■ Short task ■
Which lines hold the word "①③④⑤"? Copy each of them from the material.

■ Raw data ■
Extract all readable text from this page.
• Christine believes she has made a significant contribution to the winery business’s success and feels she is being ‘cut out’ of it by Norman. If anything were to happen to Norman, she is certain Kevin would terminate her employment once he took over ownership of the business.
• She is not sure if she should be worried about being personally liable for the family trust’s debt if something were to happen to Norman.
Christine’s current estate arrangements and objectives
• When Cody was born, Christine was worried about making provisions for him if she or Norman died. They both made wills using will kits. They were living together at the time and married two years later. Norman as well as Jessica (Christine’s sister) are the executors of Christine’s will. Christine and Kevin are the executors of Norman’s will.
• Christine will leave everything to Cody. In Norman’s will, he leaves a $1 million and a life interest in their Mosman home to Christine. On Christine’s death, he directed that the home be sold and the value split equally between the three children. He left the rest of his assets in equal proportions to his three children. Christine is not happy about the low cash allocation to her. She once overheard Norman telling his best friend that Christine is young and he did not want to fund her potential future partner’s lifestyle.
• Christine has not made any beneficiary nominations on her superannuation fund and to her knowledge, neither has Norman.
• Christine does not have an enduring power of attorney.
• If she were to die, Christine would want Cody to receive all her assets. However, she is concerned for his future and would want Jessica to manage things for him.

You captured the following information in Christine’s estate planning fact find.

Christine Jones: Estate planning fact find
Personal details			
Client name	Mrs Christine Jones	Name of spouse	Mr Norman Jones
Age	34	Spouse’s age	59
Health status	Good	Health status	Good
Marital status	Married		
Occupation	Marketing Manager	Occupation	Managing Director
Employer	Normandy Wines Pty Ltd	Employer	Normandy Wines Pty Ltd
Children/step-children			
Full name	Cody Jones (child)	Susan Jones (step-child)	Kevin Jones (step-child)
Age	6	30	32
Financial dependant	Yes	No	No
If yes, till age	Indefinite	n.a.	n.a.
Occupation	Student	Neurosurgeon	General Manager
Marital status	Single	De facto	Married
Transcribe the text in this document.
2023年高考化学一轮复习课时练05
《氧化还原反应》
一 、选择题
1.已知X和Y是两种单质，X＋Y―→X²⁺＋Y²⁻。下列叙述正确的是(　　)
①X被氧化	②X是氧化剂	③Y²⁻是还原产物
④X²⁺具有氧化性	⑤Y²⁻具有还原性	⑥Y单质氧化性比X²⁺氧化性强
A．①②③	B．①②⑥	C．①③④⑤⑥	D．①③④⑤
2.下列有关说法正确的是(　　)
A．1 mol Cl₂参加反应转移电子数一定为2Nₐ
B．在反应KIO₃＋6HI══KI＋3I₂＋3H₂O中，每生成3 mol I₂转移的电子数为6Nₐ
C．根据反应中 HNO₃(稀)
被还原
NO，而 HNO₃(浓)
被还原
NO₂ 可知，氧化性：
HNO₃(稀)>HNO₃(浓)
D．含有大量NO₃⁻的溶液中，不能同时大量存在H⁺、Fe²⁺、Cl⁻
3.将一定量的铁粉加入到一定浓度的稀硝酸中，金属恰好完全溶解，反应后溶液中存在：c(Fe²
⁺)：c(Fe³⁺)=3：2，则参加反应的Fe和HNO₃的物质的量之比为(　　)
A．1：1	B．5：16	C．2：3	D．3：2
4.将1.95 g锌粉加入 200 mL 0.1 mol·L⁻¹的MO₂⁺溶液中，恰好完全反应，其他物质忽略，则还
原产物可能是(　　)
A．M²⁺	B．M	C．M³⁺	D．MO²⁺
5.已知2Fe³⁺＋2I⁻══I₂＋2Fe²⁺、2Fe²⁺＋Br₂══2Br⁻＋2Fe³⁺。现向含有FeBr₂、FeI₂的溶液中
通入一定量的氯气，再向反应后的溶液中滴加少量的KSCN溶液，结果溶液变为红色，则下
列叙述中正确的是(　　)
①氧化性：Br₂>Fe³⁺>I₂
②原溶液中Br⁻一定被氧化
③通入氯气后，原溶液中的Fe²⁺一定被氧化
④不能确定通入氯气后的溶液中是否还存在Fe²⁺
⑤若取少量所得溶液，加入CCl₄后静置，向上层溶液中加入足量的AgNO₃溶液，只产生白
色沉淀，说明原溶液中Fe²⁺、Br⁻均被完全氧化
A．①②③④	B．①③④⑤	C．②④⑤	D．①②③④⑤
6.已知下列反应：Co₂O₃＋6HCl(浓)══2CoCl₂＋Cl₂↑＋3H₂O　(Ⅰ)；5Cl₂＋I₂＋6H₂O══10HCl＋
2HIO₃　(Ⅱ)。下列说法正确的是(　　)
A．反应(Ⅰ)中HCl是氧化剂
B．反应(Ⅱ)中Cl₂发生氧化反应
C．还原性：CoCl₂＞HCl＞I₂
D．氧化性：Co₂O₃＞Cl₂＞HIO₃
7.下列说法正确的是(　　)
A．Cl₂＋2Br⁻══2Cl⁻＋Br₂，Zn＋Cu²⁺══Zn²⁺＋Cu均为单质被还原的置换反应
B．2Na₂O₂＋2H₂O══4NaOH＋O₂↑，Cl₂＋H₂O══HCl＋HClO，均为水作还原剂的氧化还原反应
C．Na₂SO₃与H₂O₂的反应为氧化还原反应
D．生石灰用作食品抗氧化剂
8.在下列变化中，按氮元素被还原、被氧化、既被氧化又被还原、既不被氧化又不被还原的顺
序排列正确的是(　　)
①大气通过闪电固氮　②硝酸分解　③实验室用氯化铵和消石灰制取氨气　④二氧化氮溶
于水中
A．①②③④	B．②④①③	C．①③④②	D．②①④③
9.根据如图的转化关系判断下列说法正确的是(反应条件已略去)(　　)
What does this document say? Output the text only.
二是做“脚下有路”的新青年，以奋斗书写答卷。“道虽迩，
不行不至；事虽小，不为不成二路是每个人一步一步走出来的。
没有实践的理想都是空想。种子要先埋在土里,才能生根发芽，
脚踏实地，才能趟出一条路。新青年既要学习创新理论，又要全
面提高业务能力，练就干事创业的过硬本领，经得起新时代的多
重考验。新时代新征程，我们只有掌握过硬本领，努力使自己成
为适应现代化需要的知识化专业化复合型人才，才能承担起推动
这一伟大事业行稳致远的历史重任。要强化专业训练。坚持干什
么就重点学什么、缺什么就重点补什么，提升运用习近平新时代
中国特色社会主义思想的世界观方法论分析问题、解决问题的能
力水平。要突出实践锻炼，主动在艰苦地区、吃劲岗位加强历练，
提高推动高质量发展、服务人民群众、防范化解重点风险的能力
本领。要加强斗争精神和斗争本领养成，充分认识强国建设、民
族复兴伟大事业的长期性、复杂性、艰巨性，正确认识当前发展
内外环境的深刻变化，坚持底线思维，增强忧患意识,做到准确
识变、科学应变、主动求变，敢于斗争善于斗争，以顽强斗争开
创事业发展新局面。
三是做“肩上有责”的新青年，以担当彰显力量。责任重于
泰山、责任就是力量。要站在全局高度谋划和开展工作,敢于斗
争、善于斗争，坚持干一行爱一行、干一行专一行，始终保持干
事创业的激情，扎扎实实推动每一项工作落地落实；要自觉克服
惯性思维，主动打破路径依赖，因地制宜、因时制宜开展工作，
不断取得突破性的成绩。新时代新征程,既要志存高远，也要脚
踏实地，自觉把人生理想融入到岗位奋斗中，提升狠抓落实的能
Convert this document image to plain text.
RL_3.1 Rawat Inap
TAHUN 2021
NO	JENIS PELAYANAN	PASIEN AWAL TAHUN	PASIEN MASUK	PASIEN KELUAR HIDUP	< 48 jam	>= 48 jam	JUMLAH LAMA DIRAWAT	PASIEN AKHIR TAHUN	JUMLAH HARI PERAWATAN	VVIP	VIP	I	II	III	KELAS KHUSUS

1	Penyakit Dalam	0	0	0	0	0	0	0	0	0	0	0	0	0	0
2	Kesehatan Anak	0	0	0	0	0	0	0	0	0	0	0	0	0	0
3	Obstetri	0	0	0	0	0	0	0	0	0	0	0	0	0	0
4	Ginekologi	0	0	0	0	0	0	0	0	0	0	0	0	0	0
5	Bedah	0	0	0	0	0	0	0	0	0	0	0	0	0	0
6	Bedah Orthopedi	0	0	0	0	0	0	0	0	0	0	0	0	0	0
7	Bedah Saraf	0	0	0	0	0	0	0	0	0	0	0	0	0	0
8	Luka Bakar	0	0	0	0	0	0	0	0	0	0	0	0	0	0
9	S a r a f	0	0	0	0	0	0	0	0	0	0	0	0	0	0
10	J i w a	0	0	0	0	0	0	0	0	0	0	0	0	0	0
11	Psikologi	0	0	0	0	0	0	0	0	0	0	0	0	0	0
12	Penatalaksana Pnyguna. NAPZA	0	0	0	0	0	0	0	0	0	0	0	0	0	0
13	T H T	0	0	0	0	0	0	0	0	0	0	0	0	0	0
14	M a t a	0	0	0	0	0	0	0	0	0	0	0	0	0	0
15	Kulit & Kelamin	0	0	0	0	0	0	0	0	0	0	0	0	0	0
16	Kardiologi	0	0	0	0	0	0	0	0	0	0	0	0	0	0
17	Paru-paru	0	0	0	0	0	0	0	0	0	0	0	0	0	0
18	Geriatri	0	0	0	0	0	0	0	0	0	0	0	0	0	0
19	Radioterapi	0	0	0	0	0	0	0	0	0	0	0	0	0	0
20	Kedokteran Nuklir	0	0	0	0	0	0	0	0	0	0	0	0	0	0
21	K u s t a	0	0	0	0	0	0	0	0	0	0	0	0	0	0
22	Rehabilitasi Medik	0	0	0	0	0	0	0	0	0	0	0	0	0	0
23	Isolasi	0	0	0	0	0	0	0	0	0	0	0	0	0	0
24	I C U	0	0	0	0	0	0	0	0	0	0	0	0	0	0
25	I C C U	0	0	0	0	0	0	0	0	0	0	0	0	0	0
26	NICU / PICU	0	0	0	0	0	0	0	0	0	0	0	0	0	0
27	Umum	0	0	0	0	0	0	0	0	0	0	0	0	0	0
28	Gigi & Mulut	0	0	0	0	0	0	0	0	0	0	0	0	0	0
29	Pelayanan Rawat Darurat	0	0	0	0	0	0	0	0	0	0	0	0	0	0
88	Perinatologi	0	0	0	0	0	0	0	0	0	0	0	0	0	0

■ Task response ■
A．①②③	B．①②⑥	C．①③④⑤⑥	D．①③④⑤
A．①②③④	B．①③④⑤	C．②④⑤	D．①②③④⑤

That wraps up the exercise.